===== RECORDS FOR THE EXERCISE

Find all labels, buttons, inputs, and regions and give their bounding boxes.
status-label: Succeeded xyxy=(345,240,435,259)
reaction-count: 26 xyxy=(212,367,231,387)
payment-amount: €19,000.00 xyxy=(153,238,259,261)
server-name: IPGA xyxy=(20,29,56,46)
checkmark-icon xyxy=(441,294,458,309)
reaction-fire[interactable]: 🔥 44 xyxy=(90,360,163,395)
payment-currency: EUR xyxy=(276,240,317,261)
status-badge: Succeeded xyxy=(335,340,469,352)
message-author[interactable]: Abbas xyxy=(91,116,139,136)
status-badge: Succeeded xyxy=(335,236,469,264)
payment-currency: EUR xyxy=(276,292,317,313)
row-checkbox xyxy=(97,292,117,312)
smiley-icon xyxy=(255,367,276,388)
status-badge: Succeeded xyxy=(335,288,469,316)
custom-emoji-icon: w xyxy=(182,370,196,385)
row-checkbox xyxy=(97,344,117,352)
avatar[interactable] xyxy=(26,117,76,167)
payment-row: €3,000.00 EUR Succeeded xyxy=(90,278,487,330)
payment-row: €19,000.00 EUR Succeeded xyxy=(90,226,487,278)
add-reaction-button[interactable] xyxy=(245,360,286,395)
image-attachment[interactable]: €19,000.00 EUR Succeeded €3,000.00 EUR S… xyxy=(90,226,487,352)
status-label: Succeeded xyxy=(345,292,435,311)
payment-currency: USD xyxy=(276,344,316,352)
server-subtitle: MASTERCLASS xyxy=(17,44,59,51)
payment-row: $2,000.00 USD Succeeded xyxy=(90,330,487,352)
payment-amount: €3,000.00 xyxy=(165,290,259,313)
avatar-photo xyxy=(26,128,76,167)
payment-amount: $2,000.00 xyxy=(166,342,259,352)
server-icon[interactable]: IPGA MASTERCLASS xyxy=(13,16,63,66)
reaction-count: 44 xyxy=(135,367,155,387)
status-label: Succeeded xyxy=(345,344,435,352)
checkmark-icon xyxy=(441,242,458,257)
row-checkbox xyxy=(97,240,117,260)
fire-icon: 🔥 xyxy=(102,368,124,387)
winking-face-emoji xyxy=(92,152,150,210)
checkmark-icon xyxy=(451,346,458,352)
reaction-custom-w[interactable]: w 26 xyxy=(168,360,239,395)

==========

- **EXERCISE OBJECTIVE**: Please reproduce the data word for word, everything from its first line down to and including the line that contains "payment-amount: €3,000.00 xyxy=(165,290,259,313)".

- **EXPECTED OUTPUT**:
Find all labels, buttons, inputs, and regions and give their bounding boxes.
status-label: Succeeded xyxy=(345,240,435,259)
reaction-count: 26 xyxy=(212,367,231,387)
payment-amount: €19,000.00 xyxy=(153,238,259,261)
server-name: IPGA xyxy=(20,29,56,46)
checkmark-icon xyxy=(441,294,458,309)
reaction-fire[interactable]: 🔥 44 xyxy=(90,360,163,395)
payment-currency: EUR xyxy=(276,240,317,261)
status-badge: Succeeded xyxy=(335,340,469,352)
message-author[interactable]: Abbas xyxy=(91,116,139,136)
status-badge: Succeeded xyxy=(335,236,469,264)
payment-currency: EUR xyxy=(276,292,317,313)
row-checkbox xyxy=(97,292,117,312)
smiley-icon xyxy=(255,367,276,388)
status-badge: Succeeded xyxy=(335,288,469,316)
custom-emoji-icon: w xyxy=(182,370,196,385)
row-checkbox xyxy=(97,344,117,352)
avatar[interactable] xyxy=(26,117,76,167)
payment-row: €3,000.00 EUR Succeeded xyxy=(90,278,487,330)
payment-row: €19,000.00 EUR Succeeded xyxy=(90,226,487,278)
add-reaction-button[interactable] xyxy=(245,360,286,395)
image-attachment[interactable]: €19,000.00 EUR Succeeded €3,000.00 EUR S… xyxy=(90,226,487,352)
status-label: Succeeded xyxy=(345,292,435,311)
payment-currency: USD xyxy=(276,344,316,352)
server-subtitle: MASTERCLASS xyxy=(17,44,59,51)
payment-row: $2,000.00 USD Succeeded xyxy=(90,330,487,352)
payment-amount: €3,000.00 xyxy=(165,290,259,313)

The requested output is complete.